- [WHAT TO WORK ON]
Spot each line in the records below where the word "with" occurs, then copy it.

══ PROVIDED ENTRIES ══

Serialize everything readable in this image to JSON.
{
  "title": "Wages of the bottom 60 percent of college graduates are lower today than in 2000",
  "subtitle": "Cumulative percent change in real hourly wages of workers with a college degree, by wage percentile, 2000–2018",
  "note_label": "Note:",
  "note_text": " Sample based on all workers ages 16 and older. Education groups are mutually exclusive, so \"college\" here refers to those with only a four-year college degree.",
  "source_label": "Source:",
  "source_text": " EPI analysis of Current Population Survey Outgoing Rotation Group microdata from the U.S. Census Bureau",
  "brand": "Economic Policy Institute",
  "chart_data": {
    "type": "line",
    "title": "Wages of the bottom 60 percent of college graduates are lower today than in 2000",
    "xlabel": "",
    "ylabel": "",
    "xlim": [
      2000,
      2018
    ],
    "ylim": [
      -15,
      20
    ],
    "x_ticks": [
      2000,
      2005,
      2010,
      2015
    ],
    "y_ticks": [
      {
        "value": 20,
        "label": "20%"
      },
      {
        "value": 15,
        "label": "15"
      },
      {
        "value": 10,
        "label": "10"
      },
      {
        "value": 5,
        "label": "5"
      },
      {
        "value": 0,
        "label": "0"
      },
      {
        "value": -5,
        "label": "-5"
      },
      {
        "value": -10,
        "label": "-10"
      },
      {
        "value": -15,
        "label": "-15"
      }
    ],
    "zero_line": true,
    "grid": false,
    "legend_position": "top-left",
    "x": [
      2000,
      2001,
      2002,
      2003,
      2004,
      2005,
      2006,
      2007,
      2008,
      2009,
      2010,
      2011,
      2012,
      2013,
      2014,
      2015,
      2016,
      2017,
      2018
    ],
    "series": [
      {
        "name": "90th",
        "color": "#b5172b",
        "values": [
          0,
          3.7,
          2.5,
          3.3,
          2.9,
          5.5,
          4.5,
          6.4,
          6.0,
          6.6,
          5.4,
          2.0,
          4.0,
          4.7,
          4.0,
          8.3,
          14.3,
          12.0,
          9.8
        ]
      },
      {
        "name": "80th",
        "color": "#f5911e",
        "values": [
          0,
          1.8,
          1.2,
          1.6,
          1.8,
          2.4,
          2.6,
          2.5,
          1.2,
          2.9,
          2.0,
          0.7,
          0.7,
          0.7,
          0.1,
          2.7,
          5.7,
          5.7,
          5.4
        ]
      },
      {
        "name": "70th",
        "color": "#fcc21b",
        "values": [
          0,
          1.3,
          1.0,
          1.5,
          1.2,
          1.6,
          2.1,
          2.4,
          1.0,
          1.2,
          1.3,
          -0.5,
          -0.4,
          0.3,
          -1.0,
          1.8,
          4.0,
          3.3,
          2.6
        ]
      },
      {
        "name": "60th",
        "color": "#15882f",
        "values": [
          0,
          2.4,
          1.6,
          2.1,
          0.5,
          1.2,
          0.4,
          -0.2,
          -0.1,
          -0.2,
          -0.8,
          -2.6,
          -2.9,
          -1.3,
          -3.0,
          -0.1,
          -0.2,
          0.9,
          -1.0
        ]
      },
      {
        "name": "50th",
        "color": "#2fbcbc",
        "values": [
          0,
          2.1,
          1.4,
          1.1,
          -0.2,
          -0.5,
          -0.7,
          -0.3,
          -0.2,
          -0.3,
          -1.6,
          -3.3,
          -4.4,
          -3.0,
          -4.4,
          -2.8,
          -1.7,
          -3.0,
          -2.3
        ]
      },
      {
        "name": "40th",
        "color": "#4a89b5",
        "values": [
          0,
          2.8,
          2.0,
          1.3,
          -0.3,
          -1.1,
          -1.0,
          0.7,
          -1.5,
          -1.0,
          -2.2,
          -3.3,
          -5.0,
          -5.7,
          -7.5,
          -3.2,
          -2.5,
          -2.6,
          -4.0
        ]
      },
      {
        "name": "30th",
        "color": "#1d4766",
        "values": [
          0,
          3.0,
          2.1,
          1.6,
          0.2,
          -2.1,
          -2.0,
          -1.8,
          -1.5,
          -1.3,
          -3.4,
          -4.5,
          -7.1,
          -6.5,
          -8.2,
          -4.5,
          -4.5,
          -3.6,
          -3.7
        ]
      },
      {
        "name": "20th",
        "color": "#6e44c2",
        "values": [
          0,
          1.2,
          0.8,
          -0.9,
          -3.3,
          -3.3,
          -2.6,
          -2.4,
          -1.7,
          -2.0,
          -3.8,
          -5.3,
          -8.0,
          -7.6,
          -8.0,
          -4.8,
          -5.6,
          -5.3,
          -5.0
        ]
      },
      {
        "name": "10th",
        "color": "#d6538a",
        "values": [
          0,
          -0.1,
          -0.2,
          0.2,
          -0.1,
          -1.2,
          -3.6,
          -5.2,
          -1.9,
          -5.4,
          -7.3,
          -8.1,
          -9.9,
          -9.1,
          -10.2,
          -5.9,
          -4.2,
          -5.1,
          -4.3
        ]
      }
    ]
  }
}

═══

- [TASK SOLUTION]
  "subtitle": "Cumulative percent change in real hourly wages of workers with a college degree, by wage percentile, 2000–2018",
  "note_text": " Sample based on all workers ages 16 and older. Education groups are mutually exclusive, so \"college\" here refers to those with only a four-year college degree.",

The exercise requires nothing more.